- [기록된 데이터]:
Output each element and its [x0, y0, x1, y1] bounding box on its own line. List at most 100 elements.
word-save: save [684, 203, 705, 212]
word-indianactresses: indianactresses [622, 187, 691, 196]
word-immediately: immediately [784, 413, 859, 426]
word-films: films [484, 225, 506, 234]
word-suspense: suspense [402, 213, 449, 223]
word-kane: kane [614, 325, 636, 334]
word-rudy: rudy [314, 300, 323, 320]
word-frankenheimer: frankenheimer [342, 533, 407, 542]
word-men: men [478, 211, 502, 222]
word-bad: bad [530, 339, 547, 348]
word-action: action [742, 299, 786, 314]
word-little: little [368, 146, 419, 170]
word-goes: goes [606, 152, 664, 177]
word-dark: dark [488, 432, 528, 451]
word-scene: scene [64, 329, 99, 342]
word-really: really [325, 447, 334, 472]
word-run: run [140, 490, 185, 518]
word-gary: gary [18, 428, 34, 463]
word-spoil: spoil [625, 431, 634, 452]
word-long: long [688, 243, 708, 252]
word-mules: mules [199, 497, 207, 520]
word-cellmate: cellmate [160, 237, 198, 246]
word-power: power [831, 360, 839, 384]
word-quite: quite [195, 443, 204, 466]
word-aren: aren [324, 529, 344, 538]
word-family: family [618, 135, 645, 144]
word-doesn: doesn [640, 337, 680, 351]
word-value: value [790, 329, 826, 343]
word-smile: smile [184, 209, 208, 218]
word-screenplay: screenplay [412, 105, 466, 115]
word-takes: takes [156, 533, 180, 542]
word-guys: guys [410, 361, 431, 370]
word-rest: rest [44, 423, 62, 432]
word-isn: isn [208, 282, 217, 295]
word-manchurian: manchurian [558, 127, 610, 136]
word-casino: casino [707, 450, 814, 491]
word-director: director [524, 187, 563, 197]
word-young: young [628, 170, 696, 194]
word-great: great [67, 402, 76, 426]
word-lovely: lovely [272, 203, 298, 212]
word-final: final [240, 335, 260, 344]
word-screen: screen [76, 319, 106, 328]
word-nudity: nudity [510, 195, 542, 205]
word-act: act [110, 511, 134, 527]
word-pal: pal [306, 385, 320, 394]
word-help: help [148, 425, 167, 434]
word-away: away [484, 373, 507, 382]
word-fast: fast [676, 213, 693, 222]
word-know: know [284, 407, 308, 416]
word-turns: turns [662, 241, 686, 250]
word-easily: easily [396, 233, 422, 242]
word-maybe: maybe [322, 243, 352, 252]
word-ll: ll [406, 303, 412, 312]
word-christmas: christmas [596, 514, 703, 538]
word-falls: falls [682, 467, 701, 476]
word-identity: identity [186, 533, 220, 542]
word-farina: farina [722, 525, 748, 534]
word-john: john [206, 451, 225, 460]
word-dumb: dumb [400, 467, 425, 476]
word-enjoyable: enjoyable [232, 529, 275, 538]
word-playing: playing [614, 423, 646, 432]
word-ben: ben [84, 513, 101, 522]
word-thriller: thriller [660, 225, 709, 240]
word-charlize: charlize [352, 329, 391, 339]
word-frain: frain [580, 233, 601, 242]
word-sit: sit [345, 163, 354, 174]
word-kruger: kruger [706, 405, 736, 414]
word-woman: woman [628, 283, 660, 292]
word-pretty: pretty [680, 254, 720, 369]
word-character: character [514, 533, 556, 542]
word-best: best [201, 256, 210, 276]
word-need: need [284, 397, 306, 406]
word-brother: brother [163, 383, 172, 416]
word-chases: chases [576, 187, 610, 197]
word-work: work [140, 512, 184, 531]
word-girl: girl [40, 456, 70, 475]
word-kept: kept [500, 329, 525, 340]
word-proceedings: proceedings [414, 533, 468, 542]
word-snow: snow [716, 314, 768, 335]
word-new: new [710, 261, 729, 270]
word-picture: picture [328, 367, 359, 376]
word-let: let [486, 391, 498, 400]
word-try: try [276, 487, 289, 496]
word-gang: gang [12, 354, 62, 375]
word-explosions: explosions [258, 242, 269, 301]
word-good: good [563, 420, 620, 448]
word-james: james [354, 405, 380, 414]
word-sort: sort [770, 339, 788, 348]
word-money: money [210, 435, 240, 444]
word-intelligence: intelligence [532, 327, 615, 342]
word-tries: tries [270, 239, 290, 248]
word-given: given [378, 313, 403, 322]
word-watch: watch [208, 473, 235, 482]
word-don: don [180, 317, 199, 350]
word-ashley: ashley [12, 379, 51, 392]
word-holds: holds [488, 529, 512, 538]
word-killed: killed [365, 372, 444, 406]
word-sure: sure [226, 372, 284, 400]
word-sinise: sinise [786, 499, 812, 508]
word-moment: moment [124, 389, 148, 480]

- [과제 설명]:
위 데이터 전체를 다시 쓰되, 나오는 "casino"마다 "hotel" 표현으로 바꾸고 그 밖의 내용은 그대로 두세요.

- [전체 답변]:
Output each element and its [x0, y0, x1, y1] bounding box on its own line. List at most 100 elements.
word-save: save [684, 203, 705, 212]
word-indianactresses: indianactresses [622, 187, 691, 196]
word-immediately: immediately [784, 413, 859, 426]
word-films: films [484, 225, 506, 234]
word-suspense: suspense [402, 213, 449, 223]
word-kane: kane [614, 325, 636, 334]
word-rudy: rudy [314, 300, 323, 320]
word-frankenheimer: frankenheimer [342, 533, 407, 542]
word-men: men [478, 211, 502, 222]
word-bad: bad [530, 339, 547, 348]
word-action: action [742, 299, 786, 314]
word-little: little [368, 146, 419, 170]
word-goes: goes [606, 152, 664, 177]
word-dark: dark [488, 432, 528, 451]
word-scene: scene [64, 329, 99, 342]
word-really: really [325, 447, 334, 472]
word-run: run [140, 490, 185, 518]
word-gary: gary [18, 428, 34, 463]
word-spoil: spoil [625, 431, 634, 452]
word-long: long [688, 243, 708, 252]
word-mules: mules [199, 497, 207, 520]
word-cellmate: cellmate [160, 237, 198, 246]
word-power: power [831, 360, 839, 384]
word-quite: quite [195, 443, 204, 466]
word-aren: aren [324, 529, 344, 538]
word-family: family [618, 135, 645, 144]
word-doesn: doesn [640, 337, 680, 351]
word-value: value [790, 329, 826, 343]
word-smile: smile [184, 209, 208, 218]
word-screenplay: screenplay [412, 105, 466, 115]
word-takes: takes [156, 533, 180, 542]
word-guys: guys [410, 361, 431, 370]
word-rest: rest [44, 423, 62, 432]
word-isn: isn [208, 282, 217, 295]
word-manchurian: manchurian [558, 127, 610, 136]
word-hotel: hotel [707, 450, 814, 491]
word-director: director [524, 187, 563, 197]
word-young: young [628, 170, 696, 194]
word-great: great [67, 402, 76, 426]
word-lovely: lovely [272, 203, 298, 212]
word-final: final [240, 335, 260, 344]
word-screen: screen [76, 319, 106, 328]
word-nudity: nudity [510, 195, 542, 205]
word-act: act [110, 511, 134, 527]
word-pal: pal [306, 385, 320, 394]
word-help: help [148, 425, 167, 434]
word-away: away [484, 373, 507, 382]
word-fast: fast [676, 213, 693, 222]
word-know: know [284, 407, 308, 416]
word-turns: turns [662, 241, 686, 250]
word-easily: easily [396, 233, 422, 242]
word-maybe: maybe [322, 243, 352, 252]
word-ll: ll [406, 303, 412, 312]
word-christmas: christmas [596, 514, 703, 538]
word-falls: falls [682, 467, 701, 476]
word-identity: identity [186, 533, 220, 542]
word-farina: farina [722, 525, 748, 534]
word-john: john [206, 451, 225, 460]
word-dumb: dumb [400, 467, 425, 476]
word-enjoyable: enjoyable [232, 529, 275, 538]
word-playing: playing [614, 423, 646, 432]
word-ben: ben [84, 513, 101, 522]
word-thriller: thriller [660, 225, 709, 240]
word-charlize: charlize [352, 329, 391, 339]
word-frain: frain [580, 233, 601, 242]
word-sit: sit [345, 163, 354, 174]
word-kruger: kruger [706, 405, 736, 414]
word-woman: woman [628, 283, 660, 292]
word-pretty: pretty [680, 254, 720, 369]
word-character: character [514, 533, 556, 542]
word-best: best [201, 256, 210, 276]
word-need: need [284, 397, 306, 406]
word-brother: brother [163, 383, 172, 416]
word-chases: chases [576, 187, 610, 197]
word-work: work [140, 512, 184, 531]
word-girl: girl [40, 456, 70, 475]
word-kept: kept [500, 329, 525, 340]
word-proceedings: proceedings [414, 533, 468, 542]
word-snow: snow [716, 314, 768, 335]
word-new: new [710, 261, 729, 270]
word-picture: picture [328, 367, 359, 376]
word-let: let [486, 391, 498, 400]
word-try: try [276, 487, 289, 496]
word-gang: gang [12, 354, 62, 375]
word-explosions: explosions [258, 242, 269, 301]
word-good: good [563, 420, 620, 448]
word-james: james [354, 405, 380, 414]
word-sort: sort [770, 339, 788, 348]
word-money: money [210, 435, 240, 444]
word-intelligence: intelligence [532, 327, 615, 342]
word-tries: tries [270, 239, 290, 248]
word-given: given [378, 313, 403, 322]
word-watch: watch [208, 473, 235, 482]
word-don: don [180, 317, 199, 350]
word-ashley: ashley [12, 379, 51, 392]
word-holds: holds [488, 529, 512, 538]
word-killed: killed [365, 372, 444, 406]
word-sure: sure [226, 372, 284, 400]
word-sinise: sinise [786, 499, 812, 508]
word-moment: moment [124, 389, 148, 480]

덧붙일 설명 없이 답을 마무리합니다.